Set exercise:
Could you extract every entry below and reproduce it exactly?

Recorded data:
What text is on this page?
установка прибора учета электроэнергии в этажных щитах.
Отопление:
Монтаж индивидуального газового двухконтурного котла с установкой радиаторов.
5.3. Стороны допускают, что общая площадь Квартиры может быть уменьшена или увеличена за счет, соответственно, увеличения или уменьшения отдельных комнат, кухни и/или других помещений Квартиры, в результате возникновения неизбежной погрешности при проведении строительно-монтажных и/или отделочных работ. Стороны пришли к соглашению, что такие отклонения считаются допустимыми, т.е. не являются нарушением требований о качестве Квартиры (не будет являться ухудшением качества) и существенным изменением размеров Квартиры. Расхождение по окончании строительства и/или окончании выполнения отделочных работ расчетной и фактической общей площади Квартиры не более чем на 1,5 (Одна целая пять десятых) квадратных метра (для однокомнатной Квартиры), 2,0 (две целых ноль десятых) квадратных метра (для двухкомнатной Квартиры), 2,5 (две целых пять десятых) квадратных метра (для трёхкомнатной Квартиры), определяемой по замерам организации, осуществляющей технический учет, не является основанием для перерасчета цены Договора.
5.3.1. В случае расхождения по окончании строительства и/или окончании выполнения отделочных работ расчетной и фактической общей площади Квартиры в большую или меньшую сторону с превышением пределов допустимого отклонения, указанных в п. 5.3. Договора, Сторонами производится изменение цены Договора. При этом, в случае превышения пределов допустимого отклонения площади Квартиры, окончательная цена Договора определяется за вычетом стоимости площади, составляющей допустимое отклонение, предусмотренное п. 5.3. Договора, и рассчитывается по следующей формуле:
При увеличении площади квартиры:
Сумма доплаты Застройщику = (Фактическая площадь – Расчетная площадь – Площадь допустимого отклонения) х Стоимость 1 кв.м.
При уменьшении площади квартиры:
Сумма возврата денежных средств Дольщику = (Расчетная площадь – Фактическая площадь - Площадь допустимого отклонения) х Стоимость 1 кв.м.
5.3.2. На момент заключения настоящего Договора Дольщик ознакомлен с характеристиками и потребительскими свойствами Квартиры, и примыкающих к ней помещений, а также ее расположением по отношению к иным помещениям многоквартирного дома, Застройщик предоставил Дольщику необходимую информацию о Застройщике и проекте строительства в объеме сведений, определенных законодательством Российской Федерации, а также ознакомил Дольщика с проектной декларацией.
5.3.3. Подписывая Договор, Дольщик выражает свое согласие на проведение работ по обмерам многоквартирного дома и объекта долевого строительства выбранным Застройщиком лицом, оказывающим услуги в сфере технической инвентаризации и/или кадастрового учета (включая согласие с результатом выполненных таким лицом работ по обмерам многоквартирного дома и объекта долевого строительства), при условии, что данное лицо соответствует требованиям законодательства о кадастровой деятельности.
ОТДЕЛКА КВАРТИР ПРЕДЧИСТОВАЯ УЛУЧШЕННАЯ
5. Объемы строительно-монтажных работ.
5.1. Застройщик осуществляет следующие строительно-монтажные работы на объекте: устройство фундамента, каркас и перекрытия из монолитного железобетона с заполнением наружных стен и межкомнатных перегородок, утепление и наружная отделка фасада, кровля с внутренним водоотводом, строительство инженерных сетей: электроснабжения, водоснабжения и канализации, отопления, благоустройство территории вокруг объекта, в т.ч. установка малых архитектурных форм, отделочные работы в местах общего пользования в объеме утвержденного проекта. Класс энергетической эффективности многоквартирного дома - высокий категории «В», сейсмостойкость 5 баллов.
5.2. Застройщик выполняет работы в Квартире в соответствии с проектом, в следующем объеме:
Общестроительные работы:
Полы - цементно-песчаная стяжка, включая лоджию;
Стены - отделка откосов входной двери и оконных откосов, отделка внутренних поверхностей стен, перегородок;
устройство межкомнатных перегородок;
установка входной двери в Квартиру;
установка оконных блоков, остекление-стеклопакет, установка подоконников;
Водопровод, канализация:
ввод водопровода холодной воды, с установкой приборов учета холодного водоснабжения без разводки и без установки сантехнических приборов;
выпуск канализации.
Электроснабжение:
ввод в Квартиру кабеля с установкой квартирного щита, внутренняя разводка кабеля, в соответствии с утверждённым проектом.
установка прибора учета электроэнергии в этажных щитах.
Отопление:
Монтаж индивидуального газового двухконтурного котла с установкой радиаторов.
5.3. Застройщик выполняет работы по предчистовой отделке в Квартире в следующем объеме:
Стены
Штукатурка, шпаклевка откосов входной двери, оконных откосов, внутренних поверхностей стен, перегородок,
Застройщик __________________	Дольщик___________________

The reply:
What text is on this page?
установка прибора учета электроэнергии в этажных щитах.
Отопление:
Монтаж индивидуального газового двухконтурного котла с установкой радиаторов.
5.3. Стороны допускают, что общая площадь Квартиры может быть уменьшена или увеличена за счет, соответственно, увеличения или уменьшения отдельных комнат, кухни и/или других помещений Квартиры, в результате возникновения неизбежной погрешности при проведении строительно-монтажных и/или отделочных работ. Стороны пришли к соглашению, что такие отклонения считаются допустимыми, т.е. не являются нарушением требований о качестве Квартиры (не будет являться ухудшением качества) и существенным изменением размеров Квартиры. Расхождение по окончании строительства и/или окончании выполнения отделочных работ расчетной и фактической общей площади Квартиры не более чем на 1,5 (Одна целая пять десятых) квадратных метра (для однокомнатной Квартиры), 2,0 (две целых ноль десятых) квадратных метра (для двухкомнатной Квартиры), 2,5 (две целых пять десятых) квадратных метра (для трёхкомнатной Квартиры), определяемой по замерам организации, осуществляющей технический учет, не является основанием для перерасчета цены Договора.
5.3.1. В случае расхождения по окончании строительства и/или окончании выполнения отделочных работ расчетной и фактической общей площади Квартиры в большую или меньшую сторону с превышением пределов допустимого отклонения, указанных в п. 5.3. Договора, Сторонами производится изменение цены Договора. При этом, в случае превышения пределов допустимого отклонения площади Квартиры, окончательная цена Договора определяется за вычетом стоимости площади, составляющей допустимое отклонение, предусмотренное п. 5.3. Договора, и рассчитывается по следующей формуле:
При увеличении площади квартиры:
Сумма доплаты Застройщику = (Фактическая площадь – Расчетная площадь – Площадь допустимого отклонения) х Стоимость 1 кв.м.
При уменьшении площади квартиры:
Сумма возврата денежных средств Дольщику = (Расчетная площадь – Фактическая площадь - Площадь допустимого отклонения) х Стоимость 1 кв.м.
5.3.2. На момент заключения настоящего Договора Дольщик ознакомлен с характеристиками и потребительскими свойствами Квартиры, и примыкающих к ней помещений, а также ее расположением по отношению к иным помещениям многоквартирного дома, Застройщик предоставил Дольщику необходимую информацию о Застройщике и проекте строительства в объеме сведений, определенных законодательством Российской Федерации, а также ознакомил Дольщика с проектной декларацией.
5.3.3. Подписывая Договор, Дольщик выражает свое согласие на проведение работ по обмерам многоквартирного дома и объекта долевого строительства выбранным Застройщиком лицом, оказывающим услуги в сфере технической инвентаризации и/или кадастрового учета (включая согласие с результатом выполненных таким лицом работ по обмерам многоквартирного дома и объекта долевого строительства), при условии, что данное лицо соответствует требованиям законодательства о кадастровой деятельности.
ОТДЕЛКА КВАРТИР ПРЕДЧИСТОВАЯ УЛУЧШЕННАЯ
5. Объемы строительно-монтажных работ.
5.1. Застройщик осуществляет следующие строительно-монтажные работы на объекте: устройство фундамента, каркас и перекрытия из монолитного железобетона с заполнением наружных стен и межкомнатных перегородок, утепление и наружная отделка фасада, кровля с внутренним водоотводом, строительство инженерных сетей: электроснабжения, водоснабжения и канализации, отопления, благоустройство территории вокруг объекта, в т.ч. установка малых архитектурных форм, отделочные работы в местах общего пользования в объеме утвержденного проекта. Класс энергетической эффективности многоквартирного дома - высокий категории «В», сейсмостойкость 5 баллов.
5.2. Застройщик выполняет работы в Квартире в соответствии с проектом, в следующем объеме:
Общестроительные работы:
Полы - цементно-песчаная стяжка, включая лоджию;
Стены - отделка откосов входной двери и оконных откосов, отделка внутренних поверхностей стен, перегородок;
устройство межкомнатных перегородок;
установка входной двери в Квартиру;
установка оконных блоков, остекление-стеклопакет, установка подоконников;
Водопровод, канализация:
ввод водопровода холодной воды, с установкой приборов учета холодного водоснабжения без разводки и без установки сантехнических приборов;
выпуск канализации.
Электроснабжение:
ввод в Квартиру кабеля с установкой квартирного щита, внутренняя разводка кабеля, в соответствии с утверждённым проектом.
установка прибора учета электроэнергии в этажных щитах.
Отопление:
Монтаж индивидуального газового двухконтурного котла с установкой радиаторов.
5.3. Застройщик выполняет работы по предчистовой отделке в Квартире в следующем объеме:
Стены
Штукатурка, шпаклевка откосов входной двери, оконных откосов, внутренних поверхностей стен, перегородок,
Застройщик __________________	Дольщик___________________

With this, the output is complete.